EXERCISE DESCRIPTION: Find how many lines in the material hold the word "this", then state that number and nothing more.

Extracted data entries
- - - -

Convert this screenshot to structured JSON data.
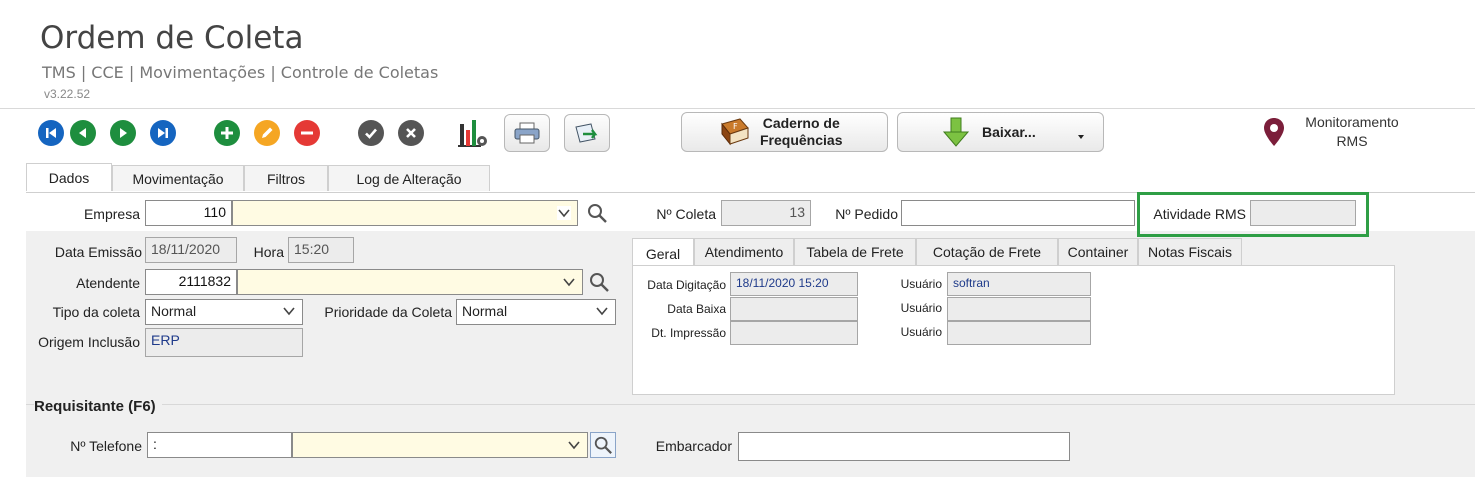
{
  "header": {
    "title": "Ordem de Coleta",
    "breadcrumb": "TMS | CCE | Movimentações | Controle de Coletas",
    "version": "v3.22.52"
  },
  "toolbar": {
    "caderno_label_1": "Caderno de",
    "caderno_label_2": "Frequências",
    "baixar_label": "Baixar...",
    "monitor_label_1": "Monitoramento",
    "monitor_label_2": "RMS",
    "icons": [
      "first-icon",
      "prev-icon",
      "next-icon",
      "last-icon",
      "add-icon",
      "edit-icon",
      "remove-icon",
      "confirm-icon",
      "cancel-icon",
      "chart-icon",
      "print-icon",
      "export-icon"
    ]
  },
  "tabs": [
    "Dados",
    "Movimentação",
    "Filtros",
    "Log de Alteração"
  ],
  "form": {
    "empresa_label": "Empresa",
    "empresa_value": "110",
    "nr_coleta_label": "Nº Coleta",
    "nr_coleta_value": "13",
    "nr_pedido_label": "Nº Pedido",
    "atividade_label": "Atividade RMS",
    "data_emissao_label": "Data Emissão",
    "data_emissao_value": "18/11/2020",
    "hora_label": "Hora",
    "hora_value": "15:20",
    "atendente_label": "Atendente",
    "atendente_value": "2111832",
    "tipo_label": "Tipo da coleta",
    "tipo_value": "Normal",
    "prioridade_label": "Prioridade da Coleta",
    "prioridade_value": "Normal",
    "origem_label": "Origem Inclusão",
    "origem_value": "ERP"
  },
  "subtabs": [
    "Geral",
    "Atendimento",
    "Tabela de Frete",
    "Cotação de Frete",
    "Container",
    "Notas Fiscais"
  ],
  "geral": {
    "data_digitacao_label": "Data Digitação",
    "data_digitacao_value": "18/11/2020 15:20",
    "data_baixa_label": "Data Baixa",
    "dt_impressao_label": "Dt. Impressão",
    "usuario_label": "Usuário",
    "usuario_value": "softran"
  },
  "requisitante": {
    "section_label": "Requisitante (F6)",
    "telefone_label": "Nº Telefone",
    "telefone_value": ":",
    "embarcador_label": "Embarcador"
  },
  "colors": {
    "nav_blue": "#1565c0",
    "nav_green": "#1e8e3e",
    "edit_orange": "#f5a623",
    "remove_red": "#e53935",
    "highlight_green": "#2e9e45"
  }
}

- - - -

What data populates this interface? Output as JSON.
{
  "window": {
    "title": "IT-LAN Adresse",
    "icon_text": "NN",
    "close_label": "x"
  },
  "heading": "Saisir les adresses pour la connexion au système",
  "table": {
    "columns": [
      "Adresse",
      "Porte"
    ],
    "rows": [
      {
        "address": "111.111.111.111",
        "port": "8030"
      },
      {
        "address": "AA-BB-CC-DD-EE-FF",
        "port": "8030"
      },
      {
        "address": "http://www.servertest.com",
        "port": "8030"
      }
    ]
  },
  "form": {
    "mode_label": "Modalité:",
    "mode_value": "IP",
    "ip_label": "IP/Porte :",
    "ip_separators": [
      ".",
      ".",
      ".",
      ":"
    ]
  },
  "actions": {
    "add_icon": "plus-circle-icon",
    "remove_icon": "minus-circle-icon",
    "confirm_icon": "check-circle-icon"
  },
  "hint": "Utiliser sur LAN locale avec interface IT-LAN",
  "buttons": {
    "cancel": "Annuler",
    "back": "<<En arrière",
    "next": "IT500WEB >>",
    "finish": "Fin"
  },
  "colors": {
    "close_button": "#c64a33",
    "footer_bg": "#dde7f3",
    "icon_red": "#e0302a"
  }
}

- - - -

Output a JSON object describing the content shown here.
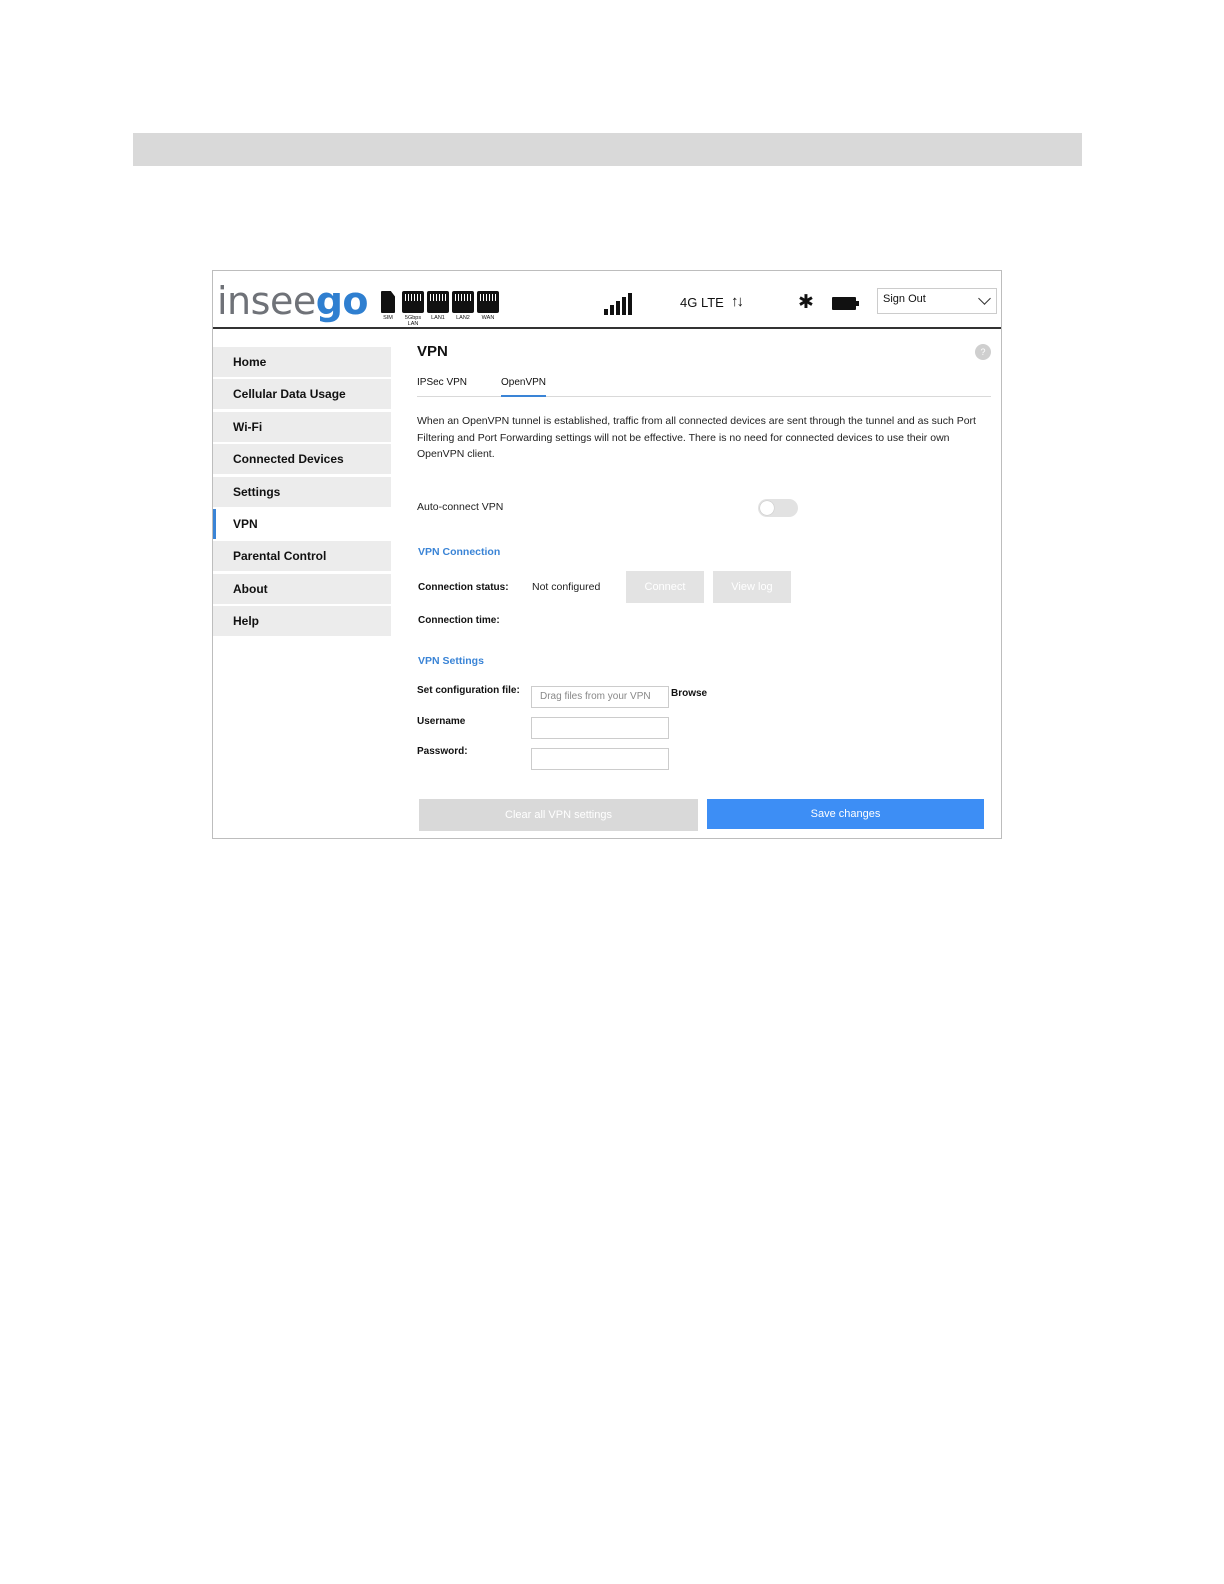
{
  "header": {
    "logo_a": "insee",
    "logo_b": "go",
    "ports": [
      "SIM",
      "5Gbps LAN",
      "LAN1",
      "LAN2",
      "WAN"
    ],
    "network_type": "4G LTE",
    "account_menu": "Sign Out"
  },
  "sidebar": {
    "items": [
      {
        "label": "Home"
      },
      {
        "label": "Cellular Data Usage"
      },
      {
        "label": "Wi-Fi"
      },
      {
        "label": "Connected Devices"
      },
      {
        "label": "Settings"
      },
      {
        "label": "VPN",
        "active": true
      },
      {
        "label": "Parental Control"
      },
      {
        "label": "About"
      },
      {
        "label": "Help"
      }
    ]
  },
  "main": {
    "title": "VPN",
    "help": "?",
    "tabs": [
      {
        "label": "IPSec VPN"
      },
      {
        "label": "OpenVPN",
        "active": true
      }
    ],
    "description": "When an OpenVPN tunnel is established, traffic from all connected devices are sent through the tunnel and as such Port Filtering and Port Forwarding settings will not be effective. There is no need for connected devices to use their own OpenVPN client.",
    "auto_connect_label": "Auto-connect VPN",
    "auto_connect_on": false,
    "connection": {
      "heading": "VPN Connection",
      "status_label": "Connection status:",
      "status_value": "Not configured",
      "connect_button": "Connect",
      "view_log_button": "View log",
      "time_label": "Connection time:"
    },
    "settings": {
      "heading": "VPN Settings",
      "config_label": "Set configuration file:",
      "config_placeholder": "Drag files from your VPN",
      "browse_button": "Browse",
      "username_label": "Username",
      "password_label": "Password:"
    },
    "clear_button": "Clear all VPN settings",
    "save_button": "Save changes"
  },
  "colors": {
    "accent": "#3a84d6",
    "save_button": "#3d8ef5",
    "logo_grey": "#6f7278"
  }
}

- - - -

THE RESPONSE: 2